Extrayez du métalogue le passage qui commence aux mots "Gregory Bateson - Vers" et s'arrête après les mots "et tout ça ?", sans rien y changer.

EXTRAIT DU TEXTE:
******************************

PRÉC. SOMM SUIV.
Gregory Bateson - Vers une Écologie de l'esprit
I - Métalogues

- I.2 - Pourquoi les Français… ? [*] -

LA FILLE : Papa, pourquoi les Français agitent-ils les bras ?
LE PÈRE : Qu’est-ce que tu veux dire ?
LA FILLE : Je veux dire, quand ils parlent. Pourquoi est-ce qu’ils agitent les bras, et tout ça ?
LE PÈRE : Eh bien, pourquoi est-ce que, toi, tu souris ? Ou pourquoi tapes-tu du pied, parfois ?
LA FILLE : Mais, ce n’est pas pareil, papa. Je n’agite pas les bras comme un Français, moi. Et puis, je ne crois pas qu’ils puissent s’empêcher de le faire, n’est-ce pas ?
LE PÈRE : Je n’en sais rien. S’arrêter, ça leur est peut-être difficile… Est-ce que tu peux t’empêcher de sourire, toi ?
LA FILLE : Mais, je ne souris pas tout le temps. C’est seulement quand j’ai envie de sourire que je ne peux pas m’en empêcher. Mais je n’ai pas tout le temps envie de sourire. Et alors, je ne souris pas.

******************************

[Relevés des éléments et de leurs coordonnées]
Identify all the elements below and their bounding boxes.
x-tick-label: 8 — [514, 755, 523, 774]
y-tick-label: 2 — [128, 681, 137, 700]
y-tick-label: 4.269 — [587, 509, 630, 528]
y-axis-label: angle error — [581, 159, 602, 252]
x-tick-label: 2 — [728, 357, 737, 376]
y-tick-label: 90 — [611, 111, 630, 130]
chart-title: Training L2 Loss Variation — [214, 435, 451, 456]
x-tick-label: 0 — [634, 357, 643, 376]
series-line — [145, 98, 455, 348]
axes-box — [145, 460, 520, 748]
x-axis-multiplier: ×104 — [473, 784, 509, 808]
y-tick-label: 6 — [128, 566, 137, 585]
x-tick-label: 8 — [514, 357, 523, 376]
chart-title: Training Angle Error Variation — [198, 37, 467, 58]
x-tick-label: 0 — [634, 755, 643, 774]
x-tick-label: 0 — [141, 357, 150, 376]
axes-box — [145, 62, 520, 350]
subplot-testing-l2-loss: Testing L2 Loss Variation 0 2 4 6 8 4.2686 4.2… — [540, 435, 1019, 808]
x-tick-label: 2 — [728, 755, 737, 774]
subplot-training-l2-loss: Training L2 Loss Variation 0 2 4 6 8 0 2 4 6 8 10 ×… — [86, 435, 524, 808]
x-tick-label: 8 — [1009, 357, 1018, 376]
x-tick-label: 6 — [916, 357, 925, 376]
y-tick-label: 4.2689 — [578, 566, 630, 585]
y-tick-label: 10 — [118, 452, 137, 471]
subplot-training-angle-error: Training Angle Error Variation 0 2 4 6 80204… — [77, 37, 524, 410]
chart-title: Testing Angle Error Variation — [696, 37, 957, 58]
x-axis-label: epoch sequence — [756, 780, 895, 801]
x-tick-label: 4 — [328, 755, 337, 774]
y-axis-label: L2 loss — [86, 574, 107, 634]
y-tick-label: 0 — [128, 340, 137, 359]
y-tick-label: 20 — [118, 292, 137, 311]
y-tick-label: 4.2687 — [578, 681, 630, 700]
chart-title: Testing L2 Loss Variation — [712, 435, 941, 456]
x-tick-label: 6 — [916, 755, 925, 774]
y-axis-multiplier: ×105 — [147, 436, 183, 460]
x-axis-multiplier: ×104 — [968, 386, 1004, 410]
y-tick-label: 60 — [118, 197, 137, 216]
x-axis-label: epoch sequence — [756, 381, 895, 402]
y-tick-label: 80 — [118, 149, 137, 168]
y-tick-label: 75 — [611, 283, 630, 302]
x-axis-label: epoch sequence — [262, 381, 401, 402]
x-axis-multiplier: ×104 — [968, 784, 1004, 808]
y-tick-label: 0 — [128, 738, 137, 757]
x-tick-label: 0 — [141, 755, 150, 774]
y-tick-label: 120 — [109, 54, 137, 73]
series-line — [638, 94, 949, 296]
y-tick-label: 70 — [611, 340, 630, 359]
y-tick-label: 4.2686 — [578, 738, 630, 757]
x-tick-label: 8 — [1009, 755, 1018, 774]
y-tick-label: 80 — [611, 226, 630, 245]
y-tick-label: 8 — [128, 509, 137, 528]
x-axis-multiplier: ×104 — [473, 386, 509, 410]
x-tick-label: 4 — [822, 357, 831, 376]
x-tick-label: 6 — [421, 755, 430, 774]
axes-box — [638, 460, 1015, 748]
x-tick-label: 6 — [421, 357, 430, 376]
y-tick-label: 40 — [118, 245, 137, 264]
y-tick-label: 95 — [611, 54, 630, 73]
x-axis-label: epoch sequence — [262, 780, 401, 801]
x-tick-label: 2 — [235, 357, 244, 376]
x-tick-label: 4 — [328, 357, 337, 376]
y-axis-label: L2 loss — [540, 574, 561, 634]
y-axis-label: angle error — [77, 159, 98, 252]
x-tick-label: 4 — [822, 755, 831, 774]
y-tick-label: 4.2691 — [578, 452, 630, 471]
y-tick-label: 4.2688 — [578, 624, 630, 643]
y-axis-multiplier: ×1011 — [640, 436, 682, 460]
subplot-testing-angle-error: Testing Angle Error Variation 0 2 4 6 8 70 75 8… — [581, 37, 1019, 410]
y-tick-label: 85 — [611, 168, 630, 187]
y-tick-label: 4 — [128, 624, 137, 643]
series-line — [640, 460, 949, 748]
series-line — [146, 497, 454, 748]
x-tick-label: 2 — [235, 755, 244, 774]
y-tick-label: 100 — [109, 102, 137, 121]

******************************

RÉPONSE:
Gregory Bateson - Vers une Écologie de l'esprit
I - Métalogues

- I.2 - Pourquoi les Français… ? [*] -

LA FILLE : Papa, pourquoi les Français agitent-ils les bras ?
LE PÈRE : Qu’est-ce que tu veux dire ?
LA FILLE : Je veux dire, quand ils parlent. Pourquoi est-ce qu’ils agitent les bras, et tout ça ?